• Task to carry out: Starting at the line that contains "Decode this image", restate each line word for word through the final line of the data, keeping both ends.

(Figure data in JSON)
────────

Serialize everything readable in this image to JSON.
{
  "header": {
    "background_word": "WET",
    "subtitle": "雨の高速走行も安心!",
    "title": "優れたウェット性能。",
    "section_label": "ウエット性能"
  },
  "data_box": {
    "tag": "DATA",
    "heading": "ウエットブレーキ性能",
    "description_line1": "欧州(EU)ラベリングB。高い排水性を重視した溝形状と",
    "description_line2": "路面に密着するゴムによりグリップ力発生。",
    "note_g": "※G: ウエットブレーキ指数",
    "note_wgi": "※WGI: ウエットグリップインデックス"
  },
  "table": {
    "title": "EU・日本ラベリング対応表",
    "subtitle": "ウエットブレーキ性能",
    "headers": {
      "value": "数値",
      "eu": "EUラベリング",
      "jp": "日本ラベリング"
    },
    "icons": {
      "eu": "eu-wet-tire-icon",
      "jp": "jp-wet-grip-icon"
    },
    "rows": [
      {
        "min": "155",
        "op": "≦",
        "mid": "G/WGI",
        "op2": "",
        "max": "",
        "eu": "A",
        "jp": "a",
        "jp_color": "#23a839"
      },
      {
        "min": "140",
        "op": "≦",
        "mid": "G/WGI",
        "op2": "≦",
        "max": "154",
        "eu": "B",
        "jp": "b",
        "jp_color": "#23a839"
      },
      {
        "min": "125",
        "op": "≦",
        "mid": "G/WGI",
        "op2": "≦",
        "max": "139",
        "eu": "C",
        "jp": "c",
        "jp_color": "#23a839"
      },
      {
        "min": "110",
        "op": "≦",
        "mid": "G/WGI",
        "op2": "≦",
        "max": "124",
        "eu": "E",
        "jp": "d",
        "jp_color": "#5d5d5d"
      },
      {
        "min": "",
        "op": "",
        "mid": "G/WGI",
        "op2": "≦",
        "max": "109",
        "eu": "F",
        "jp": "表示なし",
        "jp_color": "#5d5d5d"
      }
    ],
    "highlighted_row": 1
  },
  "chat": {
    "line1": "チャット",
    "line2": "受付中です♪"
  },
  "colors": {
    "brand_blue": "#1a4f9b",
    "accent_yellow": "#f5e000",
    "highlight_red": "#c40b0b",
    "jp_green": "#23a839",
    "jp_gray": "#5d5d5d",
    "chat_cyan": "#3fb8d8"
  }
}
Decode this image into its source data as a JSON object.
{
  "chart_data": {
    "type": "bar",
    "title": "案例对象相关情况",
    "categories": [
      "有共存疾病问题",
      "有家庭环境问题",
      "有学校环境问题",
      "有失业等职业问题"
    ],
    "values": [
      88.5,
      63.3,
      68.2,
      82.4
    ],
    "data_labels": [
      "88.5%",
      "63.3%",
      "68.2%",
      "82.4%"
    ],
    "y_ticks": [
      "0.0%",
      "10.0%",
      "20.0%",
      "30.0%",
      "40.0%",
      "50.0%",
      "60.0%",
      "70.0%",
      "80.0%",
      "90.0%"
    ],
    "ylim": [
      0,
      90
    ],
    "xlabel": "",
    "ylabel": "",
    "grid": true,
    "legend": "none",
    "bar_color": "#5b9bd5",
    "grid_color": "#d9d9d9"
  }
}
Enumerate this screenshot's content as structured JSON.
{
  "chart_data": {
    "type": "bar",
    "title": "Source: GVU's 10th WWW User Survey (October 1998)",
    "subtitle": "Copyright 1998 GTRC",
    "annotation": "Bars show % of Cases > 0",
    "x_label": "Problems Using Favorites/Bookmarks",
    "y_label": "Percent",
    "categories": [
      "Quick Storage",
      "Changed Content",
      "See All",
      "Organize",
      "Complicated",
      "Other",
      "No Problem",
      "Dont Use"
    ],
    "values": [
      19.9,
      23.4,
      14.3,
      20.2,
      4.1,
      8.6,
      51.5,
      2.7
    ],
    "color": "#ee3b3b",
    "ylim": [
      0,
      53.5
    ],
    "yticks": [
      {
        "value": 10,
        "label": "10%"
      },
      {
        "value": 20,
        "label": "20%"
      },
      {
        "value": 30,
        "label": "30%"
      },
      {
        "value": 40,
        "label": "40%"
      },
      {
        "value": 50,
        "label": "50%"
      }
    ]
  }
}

────────

• Problem solution:
Decode this image into its source data as a JSON object.
{
  "chart_data": {
    "type": "bar",
    "title": "案例对象相关情况",
    "categories": [
      "有共存疾病问题",
      "有家庭环境问题",
      "有学校环境问题",
      "有失业等职业问题"
    ],
    "values": [
      88.5,
      63.3,
      68.2,
      82.4
    ],
    "data_labels": [
      "88.5%",
      "63.3%",
      "68.2%",
      "82.4%"
    ],
    "y_ticks": [
      "0.0%",
      "10.0%",
      "20.0%",
      "30.0%",
      "40.0%",
      "50.0%",
      "60.0%",
      "70.0%",
      "80.0%",
      "90.0%"
    ],
    "ylim": [
      0,
      90
    ],
    "xlabel": "",
    "ylabel": "",
    "grid": true,
    "legend": "none",
    "bar_color": "#5b9bd5",
    "grid_color": "#d9d9d9"
  }
}
Enumerate this screenshot's content as structured JSON.
{
  "chart_data": {
    "type": "bar",
    "title": "Source: GVU's 10th WWW User Survey (October 1998)",
    "subtitle": "Copyright 1998 GTRC",
    "annotation": "Bars show % of Cases > 0",
    "x_label": "Problems Using Favorites/Bookmarks",
    "y_label": "Percent",
    "categories": [
      "Quick Storage",
      "Changed Content",
      "See All",
      "Organize",
      "Complicated",
      "Other",
      "No Problem",
      "Dont Use"
    ],
    "values": [
      19.9,
      23.4,
      14.3,
      20.2,
      4.1,
      8.6,
      51.5,
      2.7
    ],
    "color": "#ee3b3b",
    "ylim": [
      0,
      53.5
    ],
    "yticks": [
      {
        "value": 10,
        "label": "10%"
      },
      {
        "value": 20,
        "label": "20%"
      },
      {
        "value": 30,
        "label": "30%"
      },
      {
        "value": 40,
        "label": "40%"
      },
      {
        "value": 50,
        "label": "50%"
      }
    ]
  }
}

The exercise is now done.